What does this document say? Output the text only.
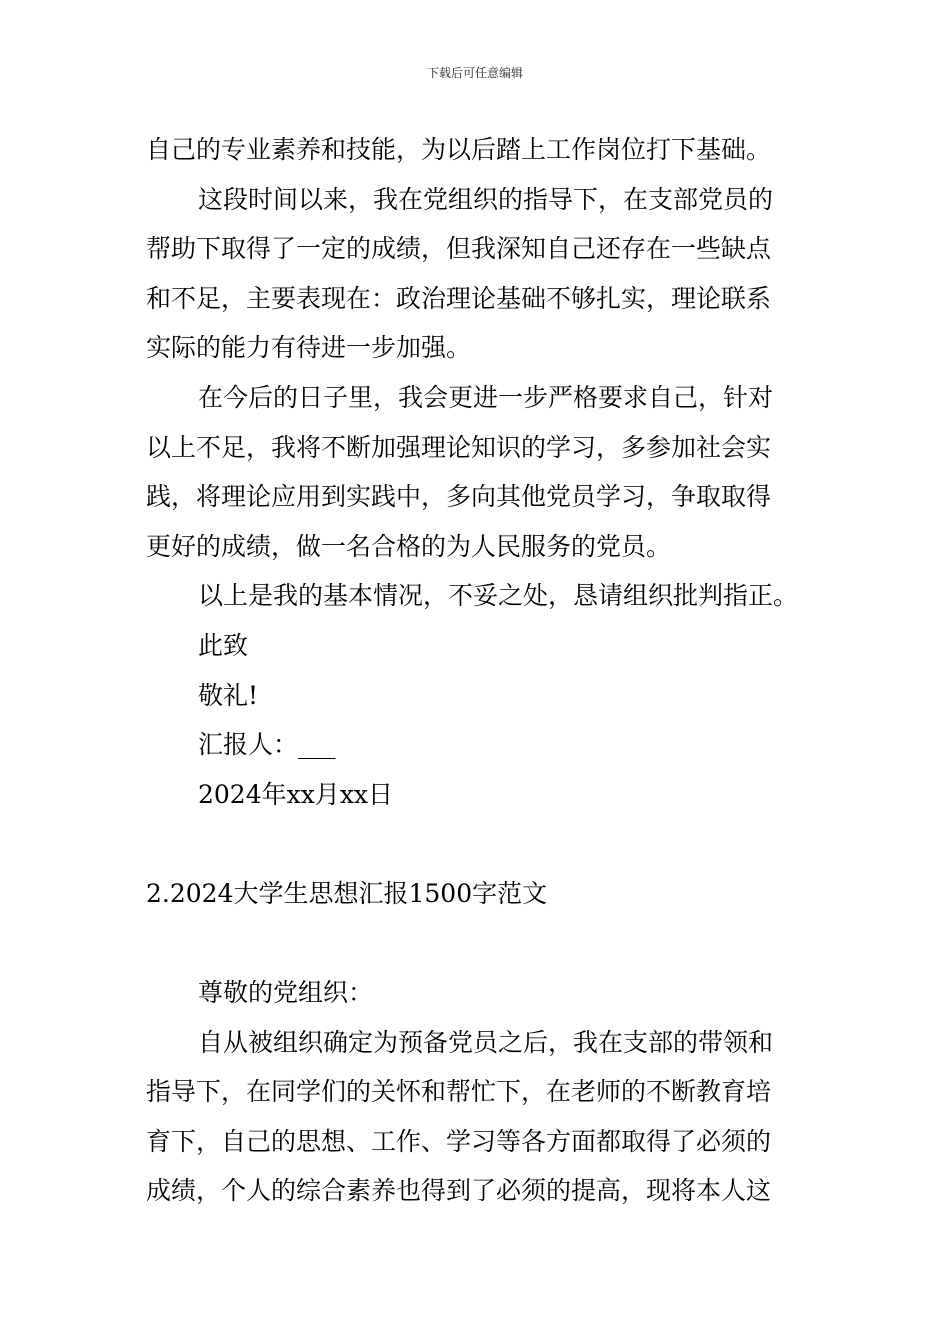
下载后可任意编辑
自己的专业素养和技能，为以后踏上工作岗位打下基础。
这段时间以来，我在党组织的指导下，在支部党员的
帮助下取得了一定的成绩，但我深知自己还存在一些缺点
和不足，主要表现在：政治理论基础不够扎实，理论联系
实际的能力有待进一步加强。
在今后的日子里，我会更进一步严格要求自己，针对
以上不足，我将不断加强理论知识的学习，多参加社会实
践，将理论应用到实践中，多向其他党员学习，争取取得
更好的成绩，做一名合格的为人民服务的党员。
以上是我的基本情况，不妥之处，恳请组织批判指正。
此致
敬礼!
汇报人：___
2024年xx月xx日
2.2024大学生思想汇报1500字范文
尊敬的党组织：
自从被组织确定为预备党员之后，我在支部的带领和
指导下，在同学们的关怀和帮忙下，在老师的不断教育培
育下，自己的思想、工作、学习等各方面都取得了必须的
成绩，个人的综合素养也得到了必须的提高，现将本人这
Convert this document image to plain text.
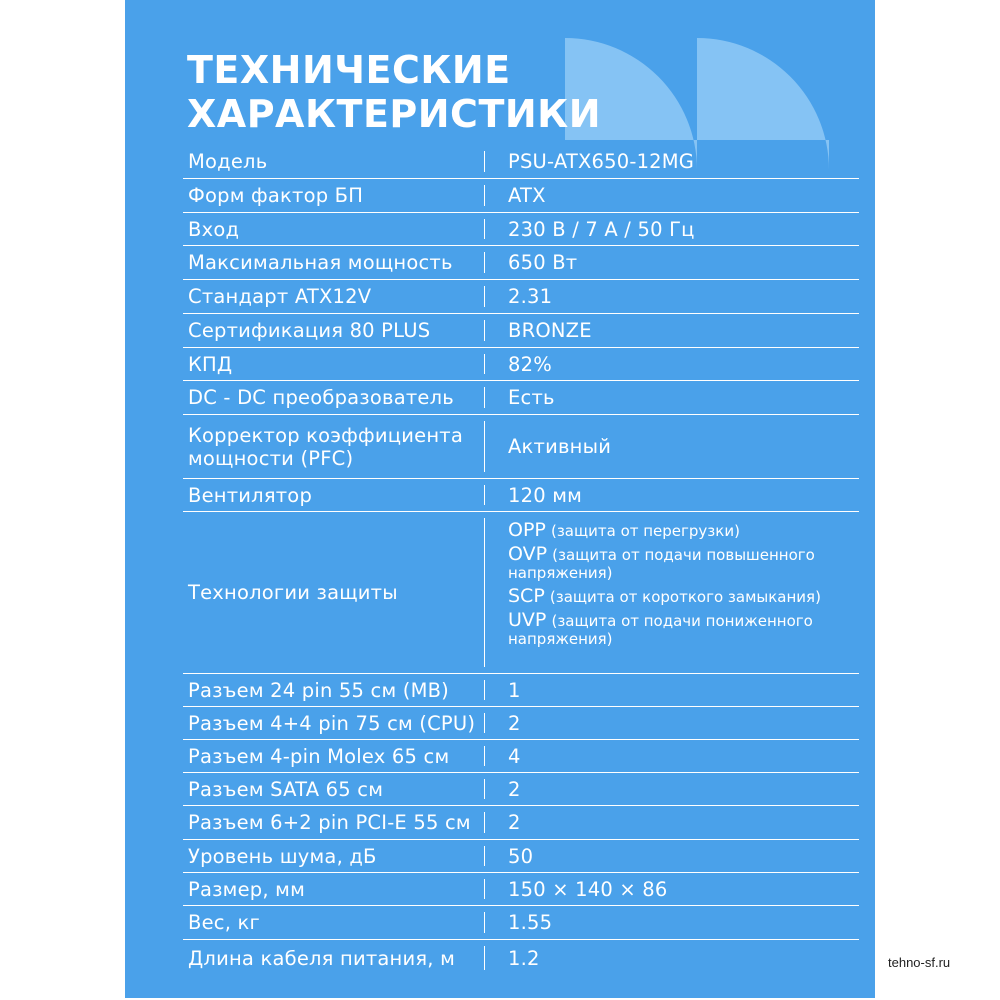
ТЕХНИЧЕСКИЕ
ХАРАКТЕРИСТИКИ
Модель	PSU-ATX650-12MG
Форм фактор БП	ATX
Вход	230 В / 7 А / 50 Гц
Максимальная мощность	650 Вт
Стандарт ATX12V	2.31
Сертификация 80 PLUS	BRONZE
КПД	82%
DC - DC преобразователь	Есть
Корректор коэффициента мощности (PFC)	Активный
Вентилятор	120 мм
Технологии защиты
OPP (защита от перегрузки)
OVP (защита от подачи повышенного напряжения)
SCP (защита от короткого замыкания)
UVP (защита от подачи пониженного напряжения)
Разъем 24 pin 55 см (MB)	1
Разъем 4+4 pin 75 см (CPU)	2
Разъем 4-pin Molex 65 см	4
Разъем SATA 65 см	2
Разъем 6+2 pin PCI-E 55 см	2
Уровень шума, дБ	50
Размер, мм	150 × 140 × 86
Вес, кг	1.55
Длина кабеля питания, м	1.2	tehno-sf.ru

### What is being asked
Every line of text is to be repeated exactly; pictures are left out.

### Answer in full
What does this document say? Output the text only.
下载后可任意编辑
自己的专业素养和技能，为以后踏上工作岗位打下基础。
这段时间以来，我在党组织的指导下，在支部党员的
帮助下取得了一定的成绩，但我深知自己还存在一些缺点
和不足，主要表现在：政治理论基础不够扎实，理论联系
实际的能力有待进一步加强。
在今后的日子里，我会更进一步严格要求自己，针对
以上不足，我将不断加强理论知识的学习，多参加社会实
践，将理论应用到实践中，多向其他党员学习，争取取得
更好的成绩，做一名合格的为人民服务的党员。
以上是我的基本情况，不妥之处，恳请组织批判指正。
此致
敬礼!
汇报人：___
2024年xx月xx日
2.2024大学生思想汇报1500字范文
尊敬的党组织：
自从被组织确定为预备党员之后，我在支部的带领和
指导下，在同学们的关怀和帮忙下，在老师的不断教育培
育下，自己的思想、工作、学习等各方面都取得了必须的
成绩，个人的综合素养也得到了必须的提高，现将本人这
Convert this document image to plain text.
ТЕХНИЧЕСКИЕ
ХАРАКТЕРИСТИКИ
Модель	PSU-ATX650-12MG
Форм фактор БП	ATX
Вход	230 В / 7 А / 50 Гц
Максимальная мощность	650 Вт
Стандарт ATX12V	2.31
Сертификация 80 PLUS	BRONZE
КПД	82%
DC - DC преобразователь	Есть
Корректор коэффициента мощности (PFC)	Активный
Вентилятор	120 мм
Технологии защиты
OPP (защита от перегрузки)
OVP (защита от подачи повышенного напряжения)
SCP (защита от короткого замыкания)
UVP (защита от подачи пониженного напряжения)
Разъем 24 pin 55 см (MB)	1
Разъем 4+4 pin 75 см (CPU)	2
Разъем 4-pin Molex 65 см	4
Разъем SATA 65 см	2
Разъем 6+2 pin PCI-E 55 см	2
Уровень шума, дБ	50
Размер, мм	150 × 140 × 86
Вес, кг	1.55
Длина кабеля питания, м	1.2	tehno-sf.ru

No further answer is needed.